### [What is needed]
Using the listing below, select the lines with the word "requests" and copy them.

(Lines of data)

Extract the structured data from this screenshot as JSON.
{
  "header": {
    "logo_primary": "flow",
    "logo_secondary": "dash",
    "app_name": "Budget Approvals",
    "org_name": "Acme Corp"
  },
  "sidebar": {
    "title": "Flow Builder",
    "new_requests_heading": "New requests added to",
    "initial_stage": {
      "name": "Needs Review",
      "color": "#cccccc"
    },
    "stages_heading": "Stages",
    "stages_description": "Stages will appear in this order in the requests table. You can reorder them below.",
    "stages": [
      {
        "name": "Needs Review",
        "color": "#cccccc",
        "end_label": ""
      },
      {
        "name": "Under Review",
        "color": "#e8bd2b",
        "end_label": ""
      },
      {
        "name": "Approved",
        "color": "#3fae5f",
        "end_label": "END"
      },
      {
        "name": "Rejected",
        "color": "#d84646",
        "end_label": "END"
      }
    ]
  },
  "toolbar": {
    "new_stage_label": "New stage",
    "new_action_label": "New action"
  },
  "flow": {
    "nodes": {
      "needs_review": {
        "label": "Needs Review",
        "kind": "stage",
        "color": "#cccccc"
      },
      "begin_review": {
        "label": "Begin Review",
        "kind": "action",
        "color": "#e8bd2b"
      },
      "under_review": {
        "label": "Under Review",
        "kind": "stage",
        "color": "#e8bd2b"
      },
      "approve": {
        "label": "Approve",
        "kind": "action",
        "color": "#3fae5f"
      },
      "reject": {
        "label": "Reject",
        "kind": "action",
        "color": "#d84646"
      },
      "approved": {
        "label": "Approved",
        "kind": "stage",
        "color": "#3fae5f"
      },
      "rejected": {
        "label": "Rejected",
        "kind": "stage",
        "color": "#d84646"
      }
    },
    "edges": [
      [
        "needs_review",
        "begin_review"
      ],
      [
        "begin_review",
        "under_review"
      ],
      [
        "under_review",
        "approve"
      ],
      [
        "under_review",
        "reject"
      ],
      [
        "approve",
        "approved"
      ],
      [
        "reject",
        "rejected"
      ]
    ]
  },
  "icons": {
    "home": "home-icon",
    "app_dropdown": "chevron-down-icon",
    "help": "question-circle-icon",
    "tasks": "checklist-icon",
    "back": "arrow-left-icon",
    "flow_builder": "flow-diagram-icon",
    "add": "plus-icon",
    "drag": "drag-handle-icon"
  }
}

### [Solution for this task]
    "new_requests_heading": "New requests added to",
    "stages_description": "Stages will appear in this order in the requests table. You can reorder them below.",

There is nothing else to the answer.